-- BEGIN INPUT ROWS --
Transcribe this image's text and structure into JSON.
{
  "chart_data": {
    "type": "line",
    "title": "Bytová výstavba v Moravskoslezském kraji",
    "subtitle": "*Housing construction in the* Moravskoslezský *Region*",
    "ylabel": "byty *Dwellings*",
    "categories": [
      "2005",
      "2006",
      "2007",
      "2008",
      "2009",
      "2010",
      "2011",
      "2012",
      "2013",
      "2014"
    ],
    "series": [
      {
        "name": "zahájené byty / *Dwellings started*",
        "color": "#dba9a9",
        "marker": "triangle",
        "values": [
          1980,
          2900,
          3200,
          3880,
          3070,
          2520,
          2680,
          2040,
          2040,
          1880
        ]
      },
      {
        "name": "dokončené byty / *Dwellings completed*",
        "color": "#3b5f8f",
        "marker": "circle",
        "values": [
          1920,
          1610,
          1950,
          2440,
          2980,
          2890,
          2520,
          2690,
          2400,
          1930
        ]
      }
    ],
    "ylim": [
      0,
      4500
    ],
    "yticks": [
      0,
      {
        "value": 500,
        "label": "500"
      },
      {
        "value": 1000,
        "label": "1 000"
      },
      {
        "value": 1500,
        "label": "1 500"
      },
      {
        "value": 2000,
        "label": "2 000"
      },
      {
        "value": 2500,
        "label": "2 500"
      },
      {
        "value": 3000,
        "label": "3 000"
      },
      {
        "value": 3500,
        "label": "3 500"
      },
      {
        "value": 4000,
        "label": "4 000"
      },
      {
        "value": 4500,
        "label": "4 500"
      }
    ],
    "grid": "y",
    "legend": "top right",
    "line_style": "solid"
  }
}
-- END INPUT ROWS --
WHAT IS NEEDED: Extract each line from the listing above, please, and repeat it exactly.

PROBLEM SOLUTION:
Transcribe this image's text and structure into JSON.
{
  "chart_data": {
    "type": "line",
    "title": "Bytová výstavba v Moravskoslezském kraji",
    "subtitle": "*Housing construction in the* Moravskoslezský *Region*",
    "ylabel": "byty *Dwellings*",
    "categories": [
      "2005",
      "2006",
      "2007",
      "2008",
      "2009",
      "2010",
      "2011",
      "2012",
      "2013",
      "2014"
    ],
    "series": [
      {
        "name": "zahájené byty / *Dwellings started*",
        "color": "#dba9a9",
        "marker": "triangle",
        "values": [
          1980,
          2900,
          3200,
          3880,
          3070,
          2520,
          2680,
          2040,
          2040,
          1880
        ]
      },
      {
        "name": "dokončené byty / *Dwellings completed*",
        "color": "#3b5f8f",
        "marker": "circle",
        "values": [
          1920,
          1610,
          1950,
          2440,
          2980,
          2890,
          2520,
          2690,
          2400,
          1930
        ]
      }
    ],
    "ylim": [
      0,
      4500
    ],
    "yticks": [
      0,
      {
        "value": 500,
        "label": "500"
      },
      {
        "value": 1000,
        "label": "1 000"
      },
      {
        "value": 1500,
        "label": "1 500"
      },
      {
        "value": 2000,
        "label": "2 000"
      },
      {
        "value": 2500,
        "label": "2 500"
      },
      {
        "value": 3000,
        "label": "3 000"
      },
      {
        "value": 3500,
        "label": "3 500"
      },
      {
        "value": 4000,
        "label": "4 000"
      },
      {
        "value": 4500,
        "label": "4 500"
      }
    ],
    "grid": "y",
    "legend": "top right",
    "line_style": "solid"
  }
}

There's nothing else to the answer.